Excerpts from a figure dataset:
-- Begin --
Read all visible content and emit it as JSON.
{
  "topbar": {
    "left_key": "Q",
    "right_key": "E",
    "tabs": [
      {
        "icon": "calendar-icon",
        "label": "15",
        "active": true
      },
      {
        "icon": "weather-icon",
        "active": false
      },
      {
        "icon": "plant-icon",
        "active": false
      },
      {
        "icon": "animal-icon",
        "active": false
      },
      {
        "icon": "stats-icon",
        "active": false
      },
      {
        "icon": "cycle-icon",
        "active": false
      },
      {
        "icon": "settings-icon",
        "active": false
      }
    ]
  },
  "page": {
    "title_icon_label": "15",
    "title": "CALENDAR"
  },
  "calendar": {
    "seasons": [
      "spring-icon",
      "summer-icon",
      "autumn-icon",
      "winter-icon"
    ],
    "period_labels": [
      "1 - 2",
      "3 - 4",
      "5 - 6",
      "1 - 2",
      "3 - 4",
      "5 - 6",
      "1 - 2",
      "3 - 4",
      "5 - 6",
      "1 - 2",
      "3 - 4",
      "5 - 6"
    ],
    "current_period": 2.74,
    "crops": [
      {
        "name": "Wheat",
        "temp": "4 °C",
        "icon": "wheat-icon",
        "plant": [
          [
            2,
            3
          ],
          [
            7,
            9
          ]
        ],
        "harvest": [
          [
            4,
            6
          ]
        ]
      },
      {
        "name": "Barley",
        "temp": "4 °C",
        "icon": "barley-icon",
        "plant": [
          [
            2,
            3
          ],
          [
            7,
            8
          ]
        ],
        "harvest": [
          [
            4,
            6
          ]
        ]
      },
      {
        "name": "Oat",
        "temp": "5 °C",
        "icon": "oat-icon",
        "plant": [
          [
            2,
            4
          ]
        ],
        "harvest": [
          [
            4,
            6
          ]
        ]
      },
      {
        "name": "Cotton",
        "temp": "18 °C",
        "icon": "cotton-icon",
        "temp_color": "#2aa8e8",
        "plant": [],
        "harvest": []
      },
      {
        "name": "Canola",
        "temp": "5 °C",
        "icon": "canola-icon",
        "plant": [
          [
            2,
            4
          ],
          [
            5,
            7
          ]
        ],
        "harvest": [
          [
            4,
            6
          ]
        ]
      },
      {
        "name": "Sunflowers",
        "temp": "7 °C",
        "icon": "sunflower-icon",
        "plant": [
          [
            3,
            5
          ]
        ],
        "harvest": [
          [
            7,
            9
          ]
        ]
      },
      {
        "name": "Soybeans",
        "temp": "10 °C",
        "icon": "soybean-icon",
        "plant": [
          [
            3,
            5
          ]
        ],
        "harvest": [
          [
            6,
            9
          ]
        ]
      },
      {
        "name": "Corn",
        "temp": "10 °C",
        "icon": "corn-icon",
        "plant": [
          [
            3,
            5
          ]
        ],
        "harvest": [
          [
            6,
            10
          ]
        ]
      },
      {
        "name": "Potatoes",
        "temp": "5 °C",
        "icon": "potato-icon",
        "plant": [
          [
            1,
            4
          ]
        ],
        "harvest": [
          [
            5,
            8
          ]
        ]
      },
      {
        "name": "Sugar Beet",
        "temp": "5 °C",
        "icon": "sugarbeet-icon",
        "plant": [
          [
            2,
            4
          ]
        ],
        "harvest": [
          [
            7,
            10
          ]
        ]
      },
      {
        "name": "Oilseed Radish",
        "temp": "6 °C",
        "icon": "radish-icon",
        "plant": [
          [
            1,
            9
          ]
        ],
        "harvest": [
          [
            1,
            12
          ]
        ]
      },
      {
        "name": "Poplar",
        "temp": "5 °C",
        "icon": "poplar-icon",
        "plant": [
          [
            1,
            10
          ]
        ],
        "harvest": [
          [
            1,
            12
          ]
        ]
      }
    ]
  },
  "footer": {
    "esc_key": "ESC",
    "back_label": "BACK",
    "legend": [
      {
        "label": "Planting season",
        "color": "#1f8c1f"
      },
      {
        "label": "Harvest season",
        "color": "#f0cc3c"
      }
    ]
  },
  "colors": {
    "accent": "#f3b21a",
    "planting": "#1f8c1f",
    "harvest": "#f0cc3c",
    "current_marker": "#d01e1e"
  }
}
-- End --
-- Begin --
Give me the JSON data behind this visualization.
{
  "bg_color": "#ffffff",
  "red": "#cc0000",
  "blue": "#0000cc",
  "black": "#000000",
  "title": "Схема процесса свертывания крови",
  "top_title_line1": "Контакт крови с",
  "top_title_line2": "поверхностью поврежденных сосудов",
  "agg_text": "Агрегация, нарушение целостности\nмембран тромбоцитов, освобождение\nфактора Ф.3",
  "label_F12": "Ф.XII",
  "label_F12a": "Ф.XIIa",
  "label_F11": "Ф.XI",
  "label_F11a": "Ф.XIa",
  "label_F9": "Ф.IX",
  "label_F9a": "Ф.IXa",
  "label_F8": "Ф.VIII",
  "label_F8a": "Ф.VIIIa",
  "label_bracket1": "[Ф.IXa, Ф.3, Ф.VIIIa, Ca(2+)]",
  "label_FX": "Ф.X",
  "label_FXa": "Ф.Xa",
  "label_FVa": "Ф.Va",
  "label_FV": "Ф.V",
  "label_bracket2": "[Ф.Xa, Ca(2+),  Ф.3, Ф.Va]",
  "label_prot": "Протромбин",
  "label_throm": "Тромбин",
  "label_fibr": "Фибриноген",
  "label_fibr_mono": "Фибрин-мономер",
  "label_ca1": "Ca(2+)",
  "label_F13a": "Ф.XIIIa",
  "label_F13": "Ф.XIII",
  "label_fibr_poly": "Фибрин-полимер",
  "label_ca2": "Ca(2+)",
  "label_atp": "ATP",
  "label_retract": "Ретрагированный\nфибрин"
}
-- End --
### WHAT TO PRODUCE
Copy out each line of the data where the string "name" appears.

### TASK RESPONSE
        "name": "Wheat",
        "name": "Barley",
        "name": "Oat",
        "name": "Cotton",
        "name": "Canola",
        "name": "Sunflowers",
        "name": "Soybeans",
        "name": "Corn",
        "name": "Potatoes",
        "name": "Sugar Beet",
        "name": "Oilseed Radish",
        "name": "Poplar",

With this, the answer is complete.